== PASSAGE TO READ ==

The Lifecycle of Packages
@mclemenceau wrote a nice blog explaining update-excuses that includes a simplified Package lifecycle diagram. What I’m focusing on is the far right piece, labeled britney, and extending the information around package testing.
Britney is the heart of the CI system for Debian and Ubuntu. It evaluates uploads to see if they are able to migrate between pockets. Policies are set that determine migration. I won’t go into detail on the policies and pockets. Let’s focus on the testing aspect.
When a package is uploaded and tests are required, britney queues a message. Ubuntu’s autopkgtest-cloud infrastructure pops this message from the queue, and starts up a test process. Upon completion, test results are saved to an object store. Britney then retrieves information from the autopkgtest-frontend and determines next steps.
How We Test – autopkgtest-cloud
Above is a wonderfully crude diagram of the autopkgtest-cloud infrastructure. Britney queues a message into a bus. The autopkgtest-dispatcher service consumes the message. Autopkgtest-dispatcher is the service that runs the autopkgtest instance against remote, ephemeral environments. In the current implementation, these are openstack compute nodes for all architectures other than armhf. Autopkgtest-dispatcher handles the lifecycle of the remote instances, executing tests utilizing the autopkgtest-virt-ssh backend. Results are pulled from the ephemeral vm and put into a cloud object store. A separate service, autopkgtest-frontend, hosts the static autopkgtest.ubuntu.com site. This service reads from the object store, and dumps the results into a localized sqlite database. This database is available for download from the main page (just click SQLite database with results (sha256) to download).

===
== STORED DATA ==

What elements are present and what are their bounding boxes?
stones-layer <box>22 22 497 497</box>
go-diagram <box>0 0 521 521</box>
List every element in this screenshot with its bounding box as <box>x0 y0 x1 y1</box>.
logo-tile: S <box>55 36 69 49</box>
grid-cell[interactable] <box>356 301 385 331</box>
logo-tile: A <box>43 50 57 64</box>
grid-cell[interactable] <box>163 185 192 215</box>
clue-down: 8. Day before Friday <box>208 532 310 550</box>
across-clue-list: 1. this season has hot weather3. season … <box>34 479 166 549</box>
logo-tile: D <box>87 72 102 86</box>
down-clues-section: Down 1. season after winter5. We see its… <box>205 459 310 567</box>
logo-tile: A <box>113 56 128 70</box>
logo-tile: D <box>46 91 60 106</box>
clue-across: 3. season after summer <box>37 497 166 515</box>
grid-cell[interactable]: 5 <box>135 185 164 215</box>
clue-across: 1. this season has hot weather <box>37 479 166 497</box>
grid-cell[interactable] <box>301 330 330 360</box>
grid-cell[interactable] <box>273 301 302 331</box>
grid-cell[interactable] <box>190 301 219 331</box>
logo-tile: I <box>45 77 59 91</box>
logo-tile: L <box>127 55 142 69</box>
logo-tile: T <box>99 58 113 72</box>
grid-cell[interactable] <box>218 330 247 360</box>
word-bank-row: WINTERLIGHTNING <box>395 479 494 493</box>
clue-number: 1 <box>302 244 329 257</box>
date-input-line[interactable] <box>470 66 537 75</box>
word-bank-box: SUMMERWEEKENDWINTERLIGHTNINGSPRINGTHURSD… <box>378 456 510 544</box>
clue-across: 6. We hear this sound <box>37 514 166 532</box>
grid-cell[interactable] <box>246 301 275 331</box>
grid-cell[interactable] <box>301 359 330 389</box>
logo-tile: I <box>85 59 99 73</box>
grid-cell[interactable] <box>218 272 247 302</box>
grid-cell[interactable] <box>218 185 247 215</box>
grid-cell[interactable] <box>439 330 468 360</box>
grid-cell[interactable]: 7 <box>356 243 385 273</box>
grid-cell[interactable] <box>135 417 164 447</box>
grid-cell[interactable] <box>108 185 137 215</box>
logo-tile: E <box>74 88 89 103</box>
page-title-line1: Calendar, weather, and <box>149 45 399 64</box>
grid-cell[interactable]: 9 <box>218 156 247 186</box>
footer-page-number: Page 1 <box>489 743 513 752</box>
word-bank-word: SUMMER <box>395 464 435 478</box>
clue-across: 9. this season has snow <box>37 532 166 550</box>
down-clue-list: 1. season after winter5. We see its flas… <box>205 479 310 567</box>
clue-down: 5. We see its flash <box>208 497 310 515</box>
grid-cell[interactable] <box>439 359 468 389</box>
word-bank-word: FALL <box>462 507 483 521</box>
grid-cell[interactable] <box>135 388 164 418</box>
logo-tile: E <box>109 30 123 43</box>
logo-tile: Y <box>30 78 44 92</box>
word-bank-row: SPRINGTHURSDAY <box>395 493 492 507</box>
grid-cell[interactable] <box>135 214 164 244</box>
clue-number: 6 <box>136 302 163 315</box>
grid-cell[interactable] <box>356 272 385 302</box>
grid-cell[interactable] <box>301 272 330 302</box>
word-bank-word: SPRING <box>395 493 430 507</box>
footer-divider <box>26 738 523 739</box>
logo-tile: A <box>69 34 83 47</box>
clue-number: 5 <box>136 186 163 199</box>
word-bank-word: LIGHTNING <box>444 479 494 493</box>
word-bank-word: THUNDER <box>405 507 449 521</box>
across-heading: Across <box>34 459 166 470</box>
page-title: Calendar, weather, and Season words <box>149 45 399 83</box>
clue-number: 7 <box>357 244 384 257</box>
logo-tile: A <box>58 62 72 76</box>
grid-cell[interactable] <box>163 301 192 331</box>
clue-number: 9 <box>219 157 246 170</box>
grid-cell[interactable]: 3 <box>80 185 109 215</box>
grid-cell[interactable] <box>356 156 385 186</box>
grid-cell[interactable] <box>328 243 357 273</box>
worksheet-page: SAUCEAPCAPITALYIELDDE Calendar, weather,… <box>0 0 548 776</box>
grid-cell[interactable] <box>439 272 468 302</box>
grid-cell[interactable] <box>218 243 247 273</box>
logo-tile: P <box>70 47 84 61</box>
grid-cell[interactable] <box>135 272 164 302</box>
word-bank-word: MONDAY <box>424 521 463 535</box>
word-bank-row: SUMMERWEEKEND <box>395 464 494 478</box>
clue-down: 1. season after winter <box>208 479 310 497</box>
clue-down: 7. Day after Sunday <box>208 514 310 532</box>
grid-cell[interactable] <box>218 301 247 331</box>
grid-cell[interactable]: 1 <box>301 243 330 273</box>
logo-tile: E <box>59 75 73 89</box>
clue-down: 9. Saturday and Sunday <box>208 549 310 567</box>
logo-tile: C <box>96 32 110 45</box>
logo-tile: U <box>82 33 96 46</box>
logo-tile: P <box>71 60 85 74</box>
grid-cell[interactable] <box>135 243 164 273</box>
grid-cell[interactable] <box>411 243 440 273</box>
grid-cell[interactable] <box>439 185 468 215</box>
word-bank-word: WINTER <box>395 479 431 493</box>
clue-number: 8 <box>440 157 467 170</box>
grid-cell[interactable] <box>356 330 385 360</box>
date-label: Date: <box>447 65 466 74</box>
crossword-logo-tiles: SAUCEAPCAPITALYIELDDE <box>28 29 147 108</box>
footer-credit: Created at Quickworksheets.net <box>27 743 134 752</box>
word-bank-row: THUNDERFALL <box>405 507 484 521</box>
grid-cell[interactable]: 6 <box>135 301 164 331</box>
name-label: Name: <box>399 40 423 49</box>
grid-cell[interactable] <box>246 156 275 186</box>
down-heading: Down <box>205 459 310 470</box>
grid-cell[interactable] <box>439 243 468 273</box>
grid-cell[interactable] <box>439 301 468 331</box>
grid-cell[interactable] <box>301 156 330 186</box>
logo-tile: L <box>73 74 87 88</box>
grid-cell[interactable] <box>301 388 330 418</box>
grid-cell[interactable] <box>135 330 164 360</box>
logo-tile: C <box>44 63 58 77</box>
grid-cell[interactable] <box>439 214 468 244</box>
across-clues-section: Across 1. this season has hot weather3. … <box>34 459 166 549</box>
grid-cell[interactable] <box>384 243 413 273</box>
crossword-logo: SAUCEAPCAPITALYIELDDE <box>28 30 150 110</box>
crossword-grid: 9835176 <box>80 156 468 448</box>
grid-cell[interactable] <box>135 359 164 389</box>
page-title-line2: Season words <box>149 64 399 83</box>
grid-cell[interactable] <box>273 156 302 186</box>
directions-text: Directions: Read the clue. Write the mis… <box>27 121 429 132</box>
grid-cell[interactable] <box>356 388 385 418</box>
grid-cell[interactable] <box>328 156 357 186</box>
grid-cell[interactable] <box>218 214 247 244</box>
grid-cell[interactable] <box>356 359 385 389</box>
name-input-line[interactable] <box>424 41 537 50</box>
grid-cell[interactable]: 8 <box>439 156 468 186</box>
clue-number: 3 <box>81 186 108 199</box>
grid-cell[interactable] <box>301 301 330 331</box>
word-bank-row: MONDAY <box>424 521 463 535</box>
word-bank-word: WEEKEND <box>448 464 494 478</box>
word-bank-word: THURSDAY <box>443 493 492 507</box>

===

__TASKS FOR THIS EXERCISE__.
1. Do these statements agree with the passage on package testing? Answer yes or no for each, quoting the words from the passage that decide it.
(a) Britney itself runs the tests on the remote instances.
(b) Test results are saved to an object store once the tests finish.
(c) The remote environments are openstack compute nodes for every architecture, armhf included.
2. In the passage on package testing, which backend does autopkgtest-dispatcher use to execute tests?
The rows have no connection to the passage on package testing.

__RESPONSES FOR EACH TASK__.
1.
(a) No: "Autopkgtest-dispatcher is the service that runs the autopkgtest instance against remote, ephemeral environments."
(b) Yes: "Upon completion, test results are saved to an object store."
(c) No: "these are openstack compute nodes for all architectures other than armhf."

2. The autopkgtest-virt-ssh backend.